Available records —
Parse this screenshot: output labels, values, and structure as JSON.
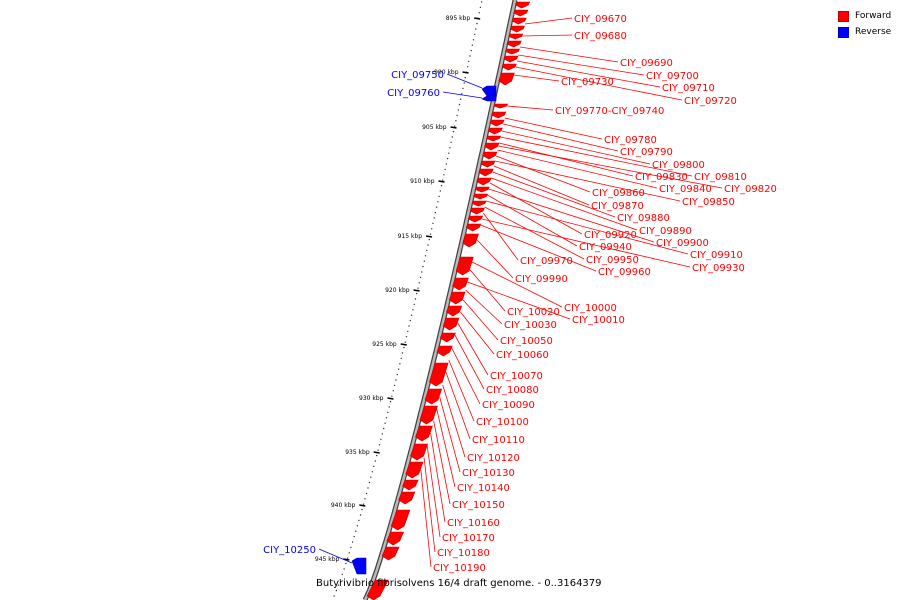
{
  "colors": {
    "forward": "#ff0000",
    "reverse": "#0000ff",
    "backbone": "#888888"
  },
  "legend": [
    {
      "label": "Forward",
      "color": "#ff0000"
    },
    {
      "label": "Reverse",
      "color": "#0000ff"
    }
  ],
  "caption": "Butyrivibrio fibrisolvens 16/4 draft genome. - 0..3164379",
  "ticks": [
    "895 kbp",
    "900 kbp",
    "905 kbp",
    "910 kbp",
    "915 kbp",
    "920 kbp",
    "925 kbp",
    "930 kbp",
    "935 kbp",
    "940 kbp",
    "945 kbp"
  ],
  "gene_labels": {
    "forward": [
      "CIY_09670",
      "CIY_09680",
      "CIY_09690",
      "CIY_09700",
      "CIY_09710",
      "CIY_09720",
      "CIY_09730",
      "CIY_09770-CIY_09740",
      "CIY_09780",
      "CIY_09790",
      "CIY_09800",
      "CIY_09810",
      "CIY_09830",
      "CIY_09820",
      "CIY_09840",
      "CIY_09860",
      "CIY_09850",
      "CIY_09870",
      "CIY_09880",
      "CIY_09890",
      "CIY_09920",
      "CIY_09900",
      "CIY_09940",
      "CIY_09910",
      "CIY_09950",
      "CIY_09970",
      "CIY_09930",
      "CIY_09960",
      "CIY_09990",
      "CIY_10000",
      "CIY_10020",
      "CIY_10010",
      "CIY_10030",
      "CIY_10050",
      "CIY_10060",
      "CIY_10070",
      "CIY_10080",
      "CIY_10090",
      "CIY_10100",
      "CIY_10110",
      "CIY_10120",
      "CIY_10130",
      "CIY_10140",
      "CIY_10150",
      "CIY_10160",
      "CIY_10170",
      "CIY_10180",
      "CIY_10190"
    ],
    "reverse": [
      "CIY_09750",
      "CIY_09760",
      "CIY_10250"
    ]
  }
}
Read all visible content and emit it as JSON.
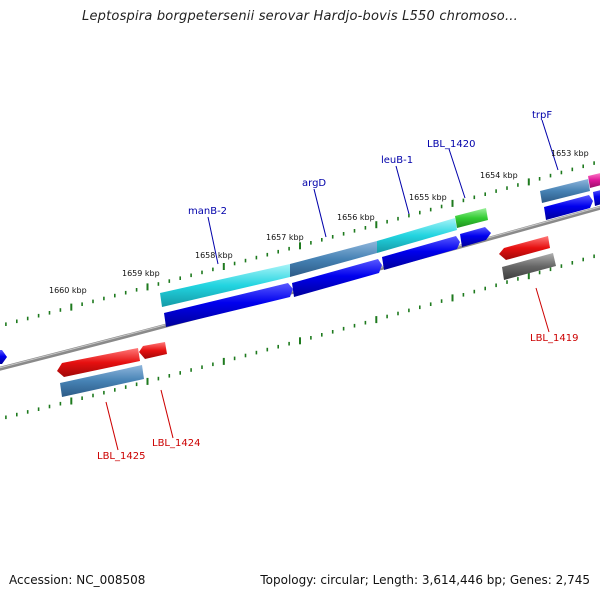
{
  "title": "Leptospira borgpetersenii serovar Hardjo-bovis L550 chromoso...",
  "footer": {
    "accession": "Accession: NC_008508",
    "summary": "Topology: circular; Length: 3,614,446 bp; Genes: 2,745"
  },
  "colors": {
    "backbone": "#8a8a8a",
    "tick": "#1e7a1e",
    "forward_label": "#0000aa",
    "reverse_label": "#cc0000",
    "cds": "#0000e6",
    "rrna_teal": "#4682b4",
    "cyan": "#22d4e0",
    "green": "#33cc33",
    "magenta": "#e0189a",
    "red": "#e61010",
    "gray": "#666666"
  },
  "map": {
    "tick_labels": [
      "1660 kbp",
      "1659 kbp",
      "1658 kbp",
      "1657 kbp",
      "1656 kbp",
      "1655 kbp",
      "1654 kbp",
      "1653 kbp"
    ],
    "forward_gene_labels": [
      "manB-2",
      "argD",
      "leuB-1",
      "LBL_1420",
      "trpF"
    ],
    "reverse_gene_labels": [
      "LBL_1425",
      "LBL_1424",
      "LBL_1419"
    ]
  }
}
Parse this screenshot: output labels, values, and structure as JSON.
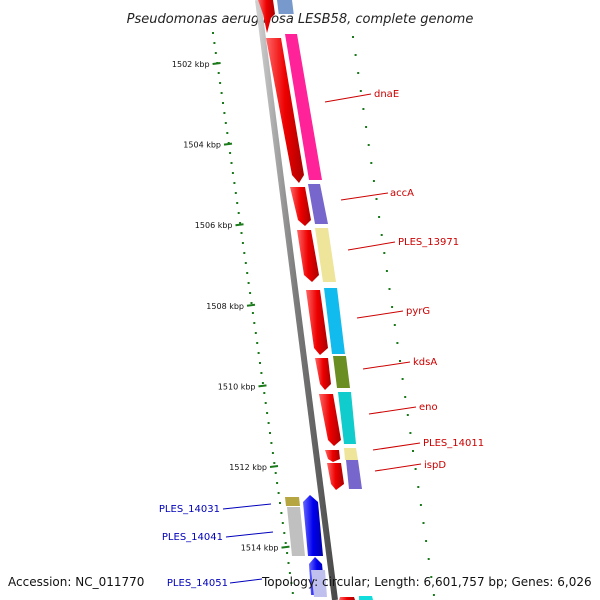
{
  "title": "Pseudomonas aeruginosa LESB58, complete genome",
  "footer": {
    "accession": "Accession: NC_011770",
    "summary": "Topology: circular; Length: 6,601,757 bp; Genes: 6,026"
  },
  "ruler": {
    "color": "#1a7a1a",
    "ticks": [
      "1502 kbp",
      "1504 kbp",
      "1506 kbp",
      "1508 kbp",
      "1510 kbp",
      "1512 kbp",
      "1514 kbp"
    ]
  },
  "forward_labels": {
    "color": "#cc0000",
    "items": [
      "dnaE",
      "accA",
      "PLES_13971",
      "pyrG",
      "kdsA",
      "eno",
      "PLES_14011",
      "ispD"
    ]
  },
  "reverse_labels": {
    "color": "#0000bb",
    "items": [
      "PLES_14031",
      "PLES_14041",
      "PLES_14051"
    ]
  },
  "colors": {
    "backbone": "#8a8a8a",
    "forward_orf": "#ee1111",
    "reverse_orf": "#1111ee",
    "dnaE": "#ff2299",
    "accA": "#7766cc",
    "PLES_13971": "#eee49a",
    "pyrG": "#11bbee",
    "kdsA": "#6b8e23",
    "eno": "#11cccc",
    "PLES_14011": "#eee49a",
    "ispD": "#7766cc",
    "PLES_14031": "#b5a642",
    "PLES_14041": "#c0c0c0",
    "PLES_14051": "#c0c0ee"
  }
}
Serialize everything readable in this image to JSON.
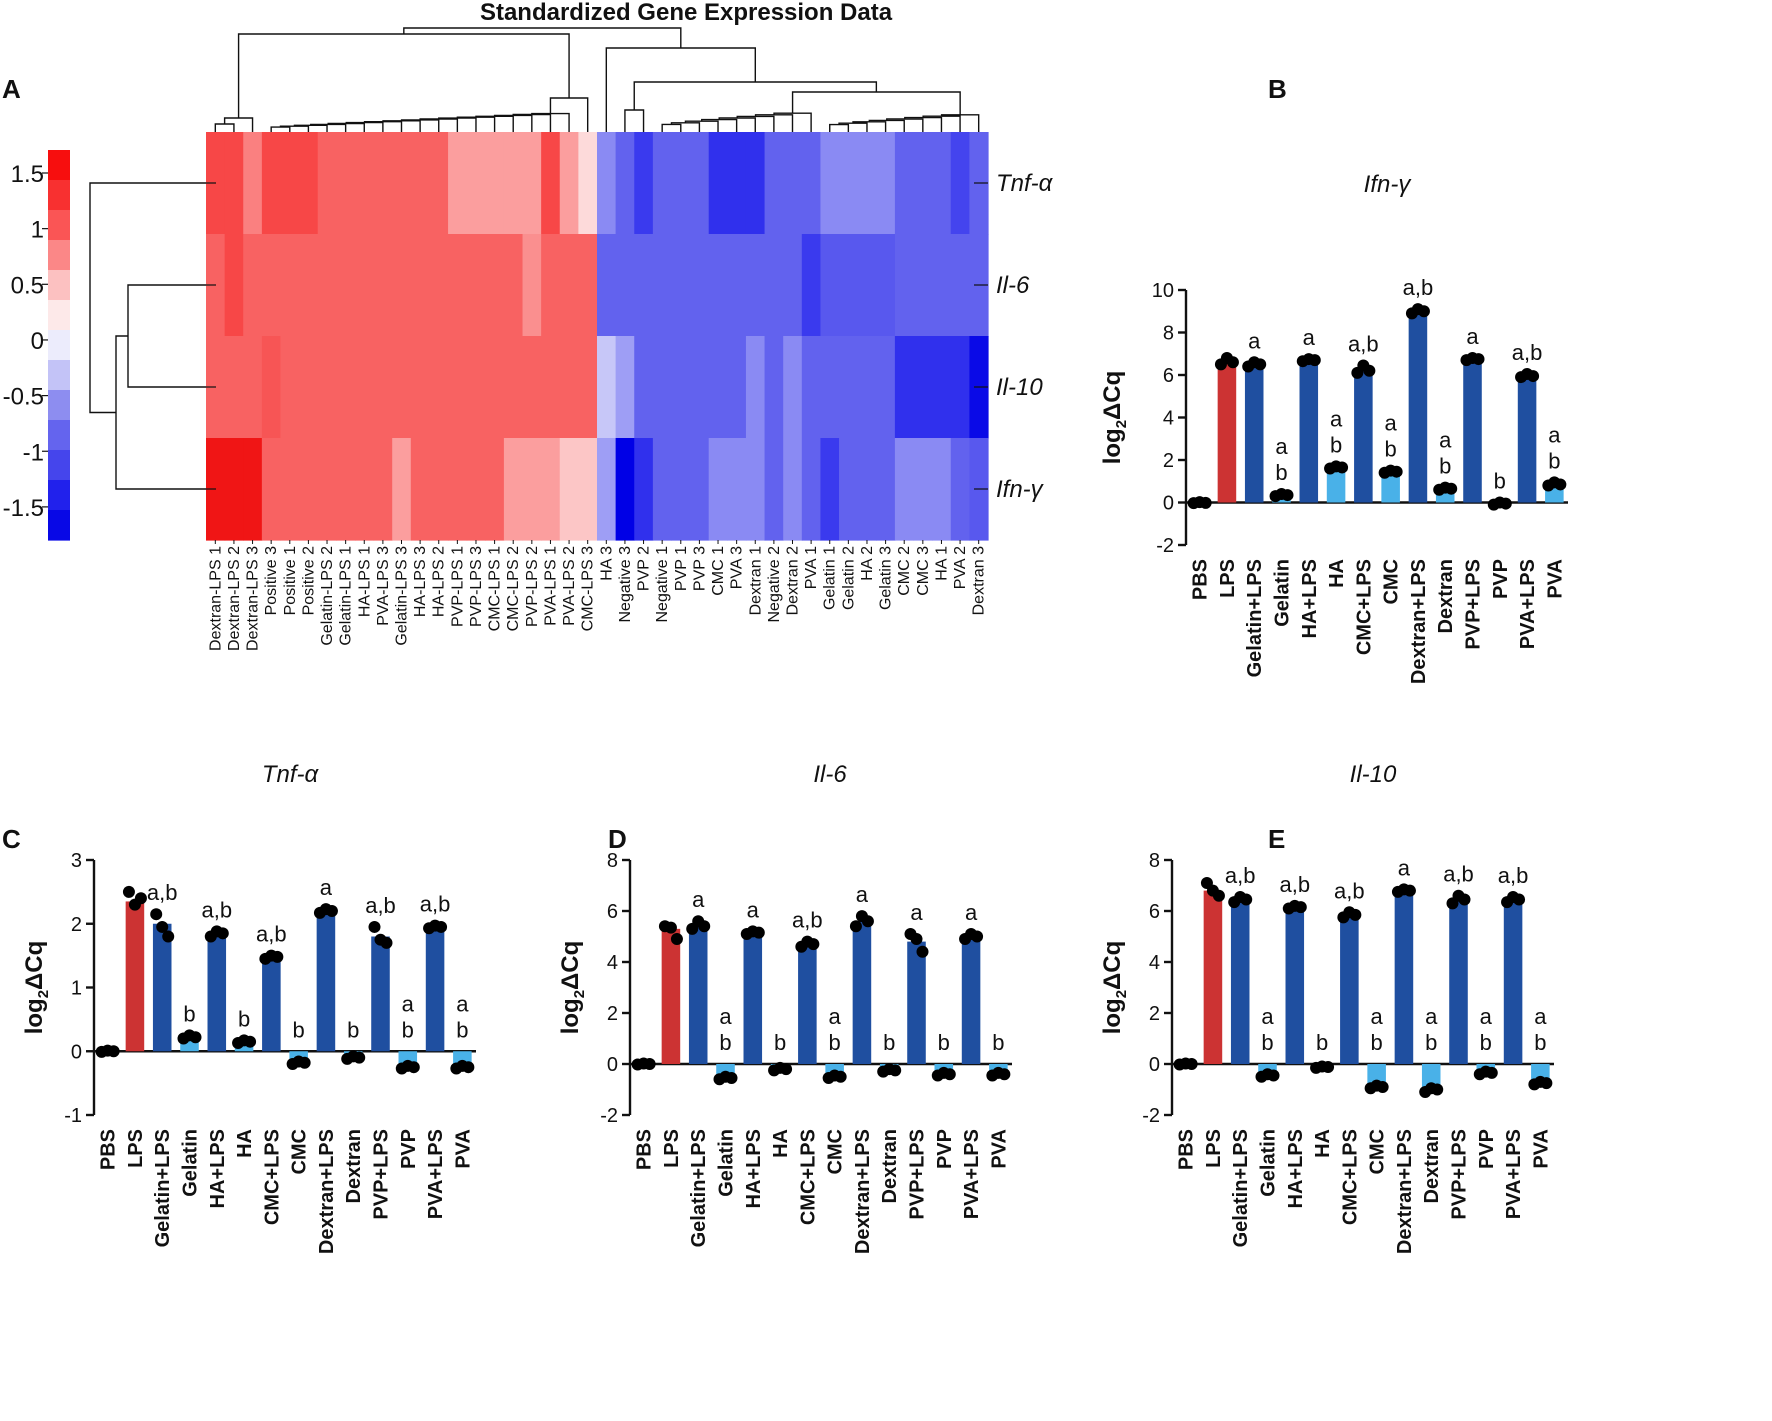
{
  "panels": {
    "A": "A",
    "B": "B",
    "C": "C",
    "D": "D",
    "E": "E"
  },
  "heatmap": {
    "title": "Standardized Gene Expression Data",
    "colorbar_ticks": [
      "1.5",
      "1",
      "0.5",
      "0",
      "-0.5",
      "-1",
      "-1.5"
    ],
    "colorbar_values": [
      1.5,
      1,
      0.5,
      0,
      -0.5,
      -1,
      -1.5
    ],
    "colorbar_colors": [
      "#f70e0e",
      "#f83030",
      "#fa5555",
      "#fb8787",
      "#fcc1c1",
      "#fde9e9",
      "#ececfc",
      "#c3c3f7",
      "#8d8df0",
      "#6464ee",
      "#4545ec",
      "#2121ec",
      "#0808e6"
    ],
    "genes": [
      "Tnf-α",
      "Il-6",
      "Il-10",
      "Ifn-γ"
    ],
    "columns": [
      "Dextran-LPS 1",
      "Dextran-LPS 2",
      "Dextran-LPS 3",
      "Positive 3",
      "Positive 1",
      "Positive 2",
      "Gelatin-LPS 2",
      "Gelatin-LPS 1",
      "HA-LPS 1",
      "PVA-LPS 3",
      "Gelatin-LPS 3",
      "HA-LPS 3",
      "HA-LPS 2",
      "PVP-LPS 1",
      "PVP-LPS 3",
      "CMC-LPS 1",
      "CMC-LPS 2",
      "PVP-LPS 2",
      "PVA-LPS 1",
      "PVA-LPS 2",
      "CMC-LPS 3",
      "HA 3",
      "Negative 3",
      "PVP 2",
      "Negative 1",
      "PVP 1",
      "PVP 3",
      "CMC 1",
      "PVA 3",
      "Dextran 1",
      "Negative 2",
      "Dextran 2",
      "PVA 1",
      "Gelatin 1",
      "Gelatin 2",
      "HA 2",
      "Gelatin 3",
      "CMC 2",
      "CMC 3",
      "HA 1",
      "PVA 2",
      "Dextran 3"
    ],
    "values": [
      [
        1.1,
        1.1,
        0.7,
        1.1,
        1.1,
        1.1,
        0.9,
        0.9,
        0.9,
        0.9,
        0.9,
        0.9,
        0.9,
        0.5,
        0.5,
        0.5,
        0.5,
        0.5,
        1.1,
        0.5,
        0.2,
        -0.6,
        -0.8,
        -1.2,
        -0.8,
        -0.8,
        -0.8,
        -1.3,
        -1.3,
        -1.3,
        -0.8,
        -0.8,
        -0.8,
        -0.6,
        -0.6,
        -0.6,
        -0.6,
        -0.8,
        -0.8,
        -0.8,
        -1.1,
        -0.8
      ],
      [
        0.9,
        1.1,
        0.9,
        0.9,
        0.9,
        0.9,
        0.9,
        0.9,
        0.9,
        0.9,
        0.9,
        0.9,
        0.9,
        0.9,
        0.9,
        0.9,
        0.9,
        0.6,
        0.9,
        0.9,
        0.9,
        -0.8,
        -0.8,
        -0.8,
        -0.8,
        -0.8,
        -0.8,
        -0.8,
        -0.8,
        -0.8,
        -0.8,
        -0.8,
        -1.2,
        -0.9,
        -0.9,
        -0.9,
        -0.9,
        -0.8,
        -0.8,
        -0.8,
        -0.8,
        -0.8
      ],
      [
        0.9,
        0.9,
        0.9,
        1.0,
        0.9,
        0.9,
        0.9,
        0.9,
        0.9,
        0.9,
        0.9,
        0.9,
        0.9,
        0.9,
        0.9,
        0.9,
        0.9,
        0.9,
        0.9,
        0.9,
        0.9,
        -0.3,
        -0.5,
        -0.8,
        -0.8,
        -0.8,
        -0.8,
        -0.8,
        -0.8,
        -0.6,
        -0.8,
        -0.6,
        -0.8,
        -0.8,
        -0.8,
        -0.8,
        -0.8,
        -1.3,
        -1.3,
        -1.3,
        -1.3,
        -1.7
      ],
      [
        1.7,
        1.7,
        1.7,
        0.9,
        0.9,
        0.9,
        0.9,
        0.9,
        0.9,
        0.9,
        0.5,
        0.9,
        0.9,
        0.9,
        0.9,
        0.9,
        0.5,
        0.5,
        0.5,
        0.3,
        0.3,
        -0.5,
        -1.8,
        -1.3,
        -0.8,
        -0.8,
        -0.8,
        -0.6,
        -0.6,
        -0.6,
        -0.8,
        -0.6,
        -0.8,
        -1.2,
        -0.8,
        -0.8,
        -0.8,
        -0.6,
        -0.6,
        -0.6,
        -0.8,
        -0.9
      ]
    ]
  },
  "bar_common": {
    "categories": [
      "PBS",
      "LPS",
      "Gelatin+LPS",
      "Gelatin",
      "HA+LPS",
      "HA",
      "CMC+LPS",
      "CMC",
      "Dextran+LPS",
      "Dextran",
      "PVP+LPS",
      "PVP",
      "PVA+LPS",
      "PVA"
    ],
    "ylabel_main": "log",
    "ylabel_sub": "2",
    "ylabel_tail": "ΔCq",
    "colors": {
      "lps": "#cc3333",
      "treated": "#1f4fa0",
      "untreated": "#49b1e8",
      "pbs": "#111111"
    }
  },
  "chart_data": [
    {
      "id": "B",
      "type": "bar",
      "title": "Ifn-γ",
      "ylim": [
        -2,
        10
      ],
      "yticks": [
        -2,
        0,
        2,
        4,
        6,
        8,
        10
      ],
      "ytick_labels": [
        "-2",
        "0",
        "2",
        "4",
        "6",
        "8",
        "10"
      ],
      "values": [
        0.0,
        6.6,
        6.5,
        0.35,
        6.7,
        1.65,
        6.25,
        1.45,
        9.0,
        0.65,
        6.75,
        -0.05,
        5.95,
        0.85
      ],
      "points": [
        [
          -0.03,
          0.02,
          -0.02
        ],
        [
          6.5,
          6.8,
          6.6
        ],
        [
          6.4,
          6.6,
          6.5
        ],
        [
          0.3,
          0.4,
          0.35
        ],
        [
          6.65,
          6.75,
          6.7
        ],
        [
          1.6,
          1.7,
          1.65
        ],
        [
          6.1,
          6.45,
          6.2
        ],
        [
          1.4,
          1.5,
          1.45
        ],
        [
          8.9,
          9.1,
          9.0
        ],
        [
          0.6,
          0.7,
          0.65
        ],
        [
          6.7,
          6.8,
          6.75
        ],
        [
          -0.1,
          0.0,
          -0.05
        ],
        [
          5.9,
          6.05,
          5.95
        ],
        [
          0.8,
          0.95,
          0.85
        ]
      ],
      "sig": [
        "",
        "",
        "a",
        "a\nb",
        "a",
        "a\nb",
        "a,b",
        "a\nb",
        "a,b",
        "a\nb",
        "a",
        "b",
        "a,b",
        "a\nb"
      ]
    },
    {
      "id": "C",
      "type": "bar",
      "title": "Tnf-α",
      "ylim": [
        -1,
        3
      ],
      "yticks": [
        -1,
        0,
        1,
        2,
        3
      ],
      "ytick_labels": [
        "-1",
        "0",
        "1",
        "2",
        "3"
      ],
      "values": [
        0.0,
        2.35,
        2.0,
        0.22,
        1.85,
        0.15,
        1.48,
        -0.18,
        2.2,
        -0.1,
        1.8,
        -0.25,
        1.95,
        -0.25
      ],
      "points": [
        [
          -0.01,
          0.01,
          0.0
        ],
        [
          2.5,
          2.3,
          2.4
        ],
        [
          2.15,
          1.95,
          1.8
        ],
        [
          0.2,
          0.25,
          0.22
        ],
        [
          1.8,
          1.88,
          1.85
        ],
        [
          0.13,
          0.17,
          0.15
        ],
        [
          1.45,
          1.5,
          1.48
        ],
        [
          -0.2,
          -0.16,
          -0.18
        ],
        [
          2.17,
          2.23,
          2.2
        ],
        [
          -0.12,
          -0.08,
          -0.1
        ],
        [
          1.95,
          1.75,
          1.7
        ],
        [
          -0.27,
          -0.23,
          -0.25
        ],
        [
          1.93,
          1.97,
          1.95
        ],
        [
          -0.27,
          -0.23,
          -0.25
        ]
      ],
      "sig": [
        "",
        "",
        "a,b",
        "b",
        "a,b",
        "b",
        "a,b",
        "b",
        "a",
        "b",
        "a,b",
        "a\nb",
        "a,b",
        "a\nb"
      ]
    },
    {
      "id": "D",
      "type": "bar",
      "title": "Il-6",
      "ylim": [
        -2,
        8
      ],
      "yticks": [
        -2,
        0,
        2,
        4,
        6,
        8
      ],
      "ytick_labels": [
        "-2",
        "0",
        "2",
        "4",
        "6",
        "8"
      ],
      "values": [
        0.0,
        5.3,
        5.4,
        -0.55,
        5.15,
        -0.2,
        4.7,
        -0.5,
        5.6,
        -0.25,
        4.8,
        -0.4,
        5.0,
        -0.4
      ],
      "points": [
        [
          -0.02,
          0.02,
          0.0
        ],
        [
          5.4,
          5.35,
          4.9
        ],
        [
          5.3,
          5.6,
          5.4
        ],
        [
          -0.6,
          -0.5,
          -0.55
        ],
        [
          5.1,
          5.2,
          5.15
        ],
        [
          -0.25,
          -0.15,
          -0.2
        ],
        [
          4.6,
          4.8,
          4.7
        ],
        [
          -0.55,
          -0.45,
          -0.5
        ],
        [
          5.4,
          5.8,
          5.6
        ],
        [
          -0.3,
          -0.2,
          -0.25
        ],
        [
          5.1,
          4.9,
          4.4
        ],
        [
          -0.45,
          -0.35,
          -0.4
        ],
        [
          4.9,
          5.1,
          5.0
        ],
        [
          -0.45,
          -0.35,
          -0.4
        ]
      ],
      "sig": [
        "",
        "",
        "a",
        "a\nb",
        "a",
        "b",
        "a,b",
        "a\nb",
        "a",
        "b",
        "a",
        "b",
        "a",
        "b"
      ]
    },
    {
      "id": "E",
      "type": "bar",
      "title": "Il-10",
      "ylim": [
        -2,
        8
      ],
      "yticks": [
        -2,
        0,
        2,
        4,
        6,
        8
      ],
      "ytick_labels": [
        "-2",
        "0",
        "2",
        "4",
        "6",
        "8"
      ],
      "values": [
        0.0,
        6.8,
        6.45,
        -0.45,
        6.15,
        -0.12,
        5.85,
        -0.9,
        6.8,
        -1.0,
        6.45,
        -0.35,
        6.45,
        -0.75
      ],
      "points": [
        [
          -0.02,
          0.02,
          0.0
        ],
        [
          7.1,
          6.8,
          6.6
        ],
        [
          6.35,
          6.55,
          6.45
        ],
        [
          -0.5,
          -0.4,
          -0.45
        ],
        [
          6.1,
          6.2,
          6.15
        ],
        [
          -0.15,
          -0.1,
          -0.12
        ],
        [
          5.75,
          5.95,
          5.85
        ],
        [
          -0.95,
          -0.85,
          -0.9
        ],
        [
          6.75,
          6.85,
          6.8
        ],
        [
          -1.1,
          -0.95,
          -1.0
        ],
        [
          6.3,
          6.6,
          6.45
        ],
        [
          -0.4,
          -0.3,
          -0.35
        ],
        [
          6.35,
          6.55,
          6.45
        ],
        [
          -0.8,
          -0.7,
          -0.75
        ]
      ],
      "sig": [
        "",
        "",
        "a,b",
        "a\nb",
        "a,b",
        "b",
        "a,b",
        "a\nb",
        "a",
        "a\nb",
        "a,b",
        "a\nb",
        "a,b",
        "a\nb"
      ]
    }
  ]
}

Task —
State in a single number how many lines in the data include the word "Accession".

Task response —
2